§ **Written task**: Retype the complete listing exactly as it appears.

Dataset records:
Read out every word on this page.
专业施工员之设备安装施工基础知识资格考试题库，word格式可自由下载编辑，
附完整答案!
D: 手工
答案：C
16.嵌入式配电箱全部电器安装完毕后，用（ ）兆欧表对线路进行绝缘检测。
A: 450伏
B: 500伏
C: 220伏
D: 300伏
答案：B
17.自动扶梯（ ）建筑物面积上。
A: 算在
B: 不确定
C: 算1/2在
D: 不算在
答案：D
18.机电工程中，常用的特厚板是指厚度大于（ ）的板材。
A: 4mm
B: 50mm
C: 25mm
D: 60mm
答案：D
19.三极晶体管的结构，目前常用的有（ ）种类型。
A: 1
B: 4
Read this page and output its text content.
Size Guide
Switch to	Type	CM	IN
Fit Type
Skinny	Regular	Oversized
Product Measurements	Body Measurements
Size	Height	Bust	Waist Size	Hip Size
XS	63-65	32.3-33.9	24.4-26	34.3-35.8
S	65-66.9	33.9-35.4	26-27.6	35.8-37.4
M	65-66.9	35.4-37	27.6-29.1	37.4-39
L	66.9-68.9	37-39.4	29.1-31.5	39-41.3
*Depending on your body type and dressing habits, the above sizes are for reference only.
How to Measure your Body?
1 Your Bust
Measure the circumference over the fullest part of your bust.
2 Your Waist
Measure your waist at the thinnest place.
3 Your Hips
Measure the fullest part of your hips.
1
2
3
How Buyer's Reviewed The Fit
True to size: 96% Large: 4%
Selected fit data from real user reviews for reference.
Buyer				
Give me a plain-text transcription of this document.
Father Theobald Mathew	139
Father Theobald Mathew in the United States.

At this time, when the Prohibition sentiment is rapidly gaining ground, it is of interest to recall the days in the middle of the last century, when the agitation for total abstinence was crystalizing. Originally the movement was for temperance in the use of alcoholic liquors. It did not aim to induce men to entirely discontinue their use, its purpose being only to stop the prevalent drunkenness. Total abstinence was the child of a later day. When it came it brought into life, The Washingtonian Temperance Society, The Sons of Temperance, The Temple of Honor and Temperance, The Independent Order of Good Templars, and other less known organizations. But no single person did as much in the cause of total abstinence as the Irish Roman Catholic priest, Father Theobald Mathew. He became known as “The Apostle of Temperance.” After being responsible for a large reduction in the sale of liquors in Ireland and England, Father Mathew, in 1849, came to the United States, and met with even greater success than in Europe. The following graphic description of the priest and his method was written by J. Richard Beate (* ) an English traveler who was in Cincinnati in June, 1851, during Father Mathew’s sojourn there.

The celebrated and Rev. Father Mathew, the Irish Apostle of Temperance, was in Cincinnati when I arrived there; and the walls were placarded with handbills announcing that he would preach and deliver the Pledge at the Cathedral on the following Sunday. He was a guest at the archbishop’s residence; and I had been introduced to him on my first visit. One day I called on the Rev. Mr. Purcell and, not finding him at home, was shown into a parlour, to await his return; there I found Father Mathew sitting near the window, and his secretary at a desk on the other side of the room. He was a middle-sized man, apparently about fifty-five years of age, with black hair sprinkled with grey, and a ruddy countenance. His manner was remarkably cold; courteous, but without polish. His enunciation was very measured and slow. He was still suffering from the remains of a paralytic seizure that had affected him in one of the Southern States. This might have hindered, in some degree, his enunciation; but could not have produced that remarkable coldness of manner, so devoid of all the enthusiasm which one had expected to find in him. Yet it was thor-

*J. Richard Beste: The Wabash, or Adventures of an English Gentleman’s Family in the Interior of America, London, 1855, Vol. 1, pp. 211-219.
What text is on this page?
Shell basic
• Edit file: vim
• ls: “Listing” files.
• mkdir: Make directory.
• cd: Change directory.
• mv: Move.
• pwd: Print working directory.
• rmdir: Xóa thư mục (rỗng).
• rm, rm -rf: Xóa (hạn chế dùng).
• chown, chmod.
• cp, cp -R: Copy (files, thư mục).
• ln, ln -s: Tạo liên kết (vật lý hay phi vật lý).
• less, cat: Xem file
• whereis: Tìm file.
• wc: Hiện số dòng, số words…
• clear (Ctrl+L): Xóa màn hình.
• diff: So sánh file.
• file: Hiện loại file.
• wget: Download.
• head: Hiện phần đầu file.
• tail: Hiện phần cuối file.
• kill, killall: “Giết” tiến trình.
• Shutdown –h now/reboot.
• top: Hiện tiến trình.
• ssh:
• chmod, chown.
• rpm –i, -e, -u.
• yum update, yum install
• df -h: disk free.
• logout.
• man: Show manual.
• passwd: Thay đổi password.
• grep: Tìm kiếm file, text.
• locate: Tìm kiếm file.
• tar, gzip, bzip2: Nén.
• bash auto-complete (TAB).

§ **Problem solution**:
Read out every word on this page.
专业施工员之设备安装施工基础知识资格考试题库，word格式可自由下载编辑，
附完整答案!
D: 手工
答案：C
16.嵌入式配电箱全部电器安装完毕后，用（ ）兆欧表对线路进行绝缘检测。
A: 450伏
B: 500伏
C: 220伏
D: 300伏
答案：B
17.自动扶梯（ ）建筑物面积上。
A: 算在
B: 不确定
C: 算1/2在
D: 不算在
答案：D
18.机电工程中，常用的特厚板是指厚度大于（ ）的板材。
A: 4mm
B: 50mm
C: 25mm
D: 60mm
答案：D
19.三极晶体管的结构，目前常用的有（ ）种类型。
A: 1
B: 4
Read this page and output its text content.
Size Guide
Switch to	Type	CM	IN
Fit Type
Skinny	Regular	Oversized
Product Measurements	Body Measurements
Size	Height	Bust	Waist Size	Hip Size
XS	63-65	32.3-33.9	24.4-26	34.3-35.8
S	65-66.9	33.9-35.4	26-27.6	35.8-37.4
M	65-66.9	35.4-37	27.6-29.1	37.4-39
L	66.9-68.9	37-39.4	29.1-31.5	39-41.3
*Depending on your body type and dressing habits, the above sizes are for reference only.
How to Measure your Body?
1 Your Bust
Measure the circumference over the fullest part of your bust.
2 Your Waist
Measure your waist at the thinnest place.
3 Your Hips
Measure the fullest part of your hips.
1
2
3
How Buyer's Reviewed The Fit
True to size: 96% Large: 4%
Selected fit data from real user reviews for reference.
Buyer				
Give me a plain-text transcription of this document.
Father Theobald Mathew	139
Father Theobald Mathew in the United States.

At this time, when the Prohibition sentiment is rapidly gaining ground, it is of interest to recall the days in the middle of the last century, when the agitation for total abstinence was crystalizing. Originally the movement was for temperance in the use of alcoholic liquors. It did not aim to induce men to entirely discontinue their use, its purpose being only to stop the prevalent drunkenness. Total abstinence was the child of a later day. When it came it brought into life, The Washingtonian Temperance Society, The Sons of Temperance, The Temple of Honor and Temperance, The Independent Order of Good Templars, and other less known organizations. But no single person did as much in the cause of total abstinence as the Irish Roman Catholic priest, Father Theobald Mathew. He became known as “The Apostle of Temperance.” After being responsible for a large reduction in the sale of liquors in Ireland and England, Father Mathew, in 1849, came to the United States, and met with even greater success than in Europe. The following graphic description of the priest and his method was written by J. Richard Beate (* ) an English traveler who was in Cincinnati in June, 1851, during Father Mathew’s sojourn there.

The celebrated and Rev. Father Mathew, the Irish Apostle of Temperance, was in Cincinnati when I arrived there; and the walls were placarded with handbills announcing that he would preach and deliver the Pledge at the Cathedral on the following Sunday. He was a guest at the archbishop’s residence; and I had been introduced to him on my first visit. One day I called on the Rev. Mr. Purcell and, not finding him at home, was shown into a parlour, to await his return; there I found Father Mathew sitting near the window, and his secretary at a desk on the other side of the room. He was a middle-sized man, apparently about fifty-five years of age, with black hair sprinkled with grey, and a ruddy countenance. His manner was remarkably cold; courteous, but without polish. His enunciation was very measured and slow. He was still suffering from the remains of a paralytic seizure that had affected him in one of the Southern States. This might have hindered, in some degree, his enunciation; but could not have produced that remarkable coldness of manner, so devoid of all the enthusiasm which one had expected to find in him. Yet it was thor-

*J. Richard Beste: The Wabash, or Adventures of an English Gentleman’s Family in the Interior of America, London, 1855, Vol. 1, pp. 211-219.
What text is on this page?
Shell basic
• Edit file: vim
• ls: “Listing” files.
• mkdir: Make directory.
• cd: Change directory.
• mv: Move.
• pwd: Print working directory.
• rmdir: Xóa thư mục (rỗng).
• rm, rm -rf: Xóa (hạn chế dùng).
• chown, chmod.
• cp, cp -R: Copy (files, thư mục).
• ln, ln -s: Tạo liên kết (vật lý hay phi vật lý).
• less, cat: Xem file
• whereis: Tìm file.
• wc: Hiện số dòng, số words…
• clear (Ctrl+L): Xóa màn hình.
• diff: So sánh file.
• file: Hiện loại file.
• wget: Download.
• head: Hiện phần đầu file.
• tail: Hiện phần cuối file.
• kill, killall: “Giết” tiến trình.
• Shutdown –h now/reboot.
• top: Hiện tiến trình.
• ssh:
• chmod, chown.
• rpm –i, -e, -u.
• yum update, yum install
• df -h: disk free.
• logout.
• man: Show manual.
• passwd: Thay đổi password.
• grep: Tìm kiếm file, text.
• locate: Tìm kiếm file.
• tar, gzip, bzip2: Nén.
• bash auto-complete (TAB).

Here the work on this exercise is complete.